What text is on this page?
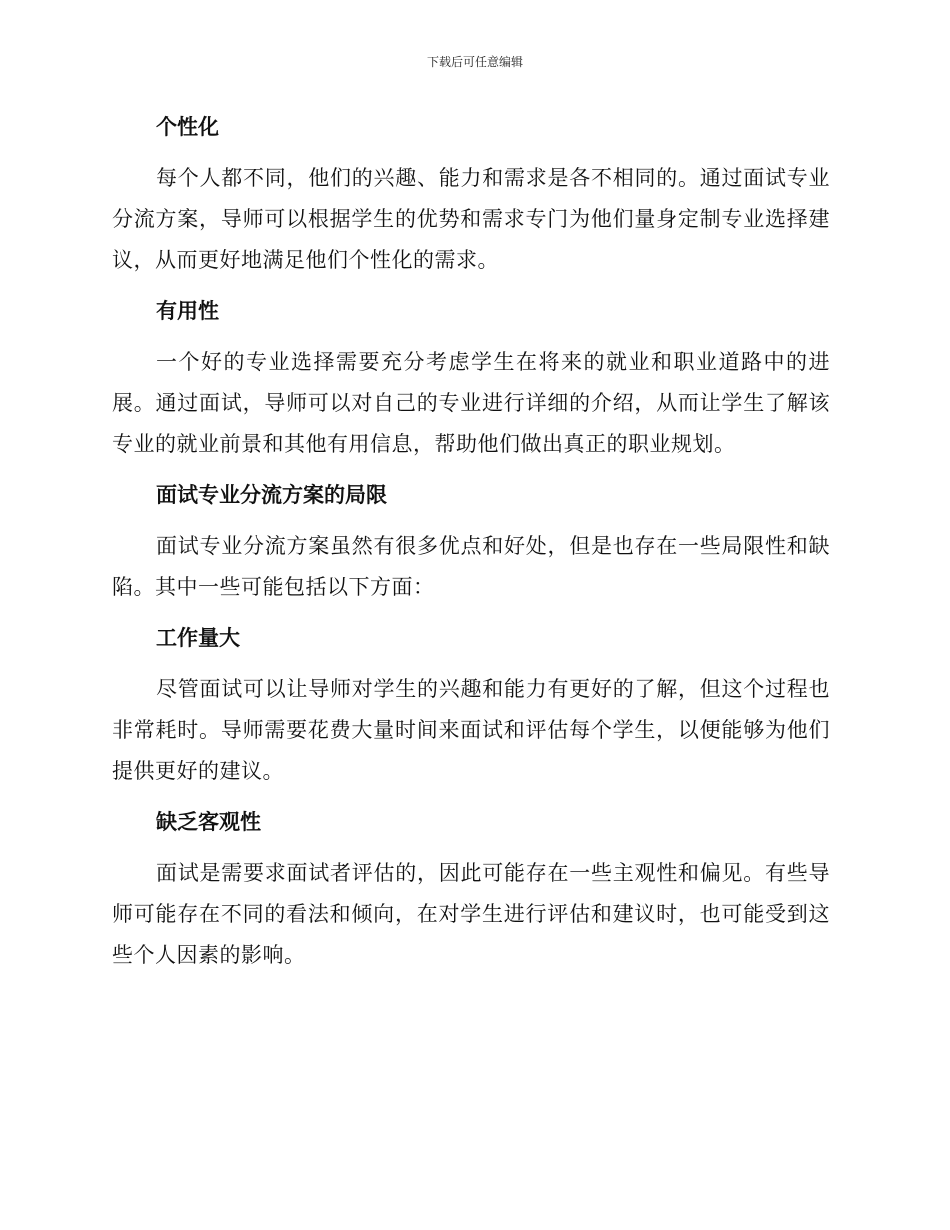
下载后可任意编辑
个性化

每个人都不同，他们的兴趣、能力和需求是各不相同的。通过面试专业分流方案，导师可以根据学生的优势和需求专门为他们量身定制专业选择建议，从而更好地满足他们个性化的需求。

有用性

一个好的专业选择需要充分考虑学生在将来的就业和职业道路中的进展。通过面试，导师可以对自己的专业进行详细的介绍，从而让学生了解该专业的就业前景和其他有用信息，帮助他们做出真正的职业规划。

面试专业分流方案的局限

面试专业分流方案虽然有很多优点和好处，但是也存在一些局限性和缺陷。其中一些可能包括以下方面：

工作量大

尽管面试可以让导师对学生的兴趣和能力有更好的了解，但这个过程也非常耗时。导师需要花费大量时间来面试和评估每个学生，以便能够为他们提供更好的建议。

缺乏客观性

面试是需要求面试者评估的，因此可能存在一些主观性和偏见。有些导师可能存在不同的看法和倾向，在对学生进行评估和建议时，也可能受到这些个人因素的影响。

+--

DO THIS – All of the records above must be copied exactly, except for the pictures.

EXERCISE SOLUTION –
What text is on this page?
下载后可任意编辑
个性化

每个人都不同，他们的兴趣、能力和需求是各不相同的。通过面试专业分流方案，导师可以根据学生的优势和需求专门为他们量身定制专业选择建议，从而更好地满足他们个性化的需求。

有用性

一个好的专业选择需要充分考虑学生在将来的就业和职业道路中的进展。通过面试，导师可以对自己的专业进行详细的介绍，从而让学生了解该专业的就业前景和其他有用信息，帮助他们做出真正的职业规划。

面试专业分流方案的局限

面试专业分流方案虽然有很多优点和好处，但是也存在一些局限性和缺陷。其中一些可能包括以下方面：

工作量大

尽管面试可以让导师对学生的兴趣和能力有更好的了解，但这个过程也非常耗时。导师需要花费大量时间来面试和评估每个学生，以便能够为他们提供更好的建议。

缺乏客观性

面试是需要求面试者评估的，因此可能存在一些主观性和偏见。有些导师可能存在不同的看法和倾向，在对学生进行评估和建议时，也可能受到这些个人因素的影响。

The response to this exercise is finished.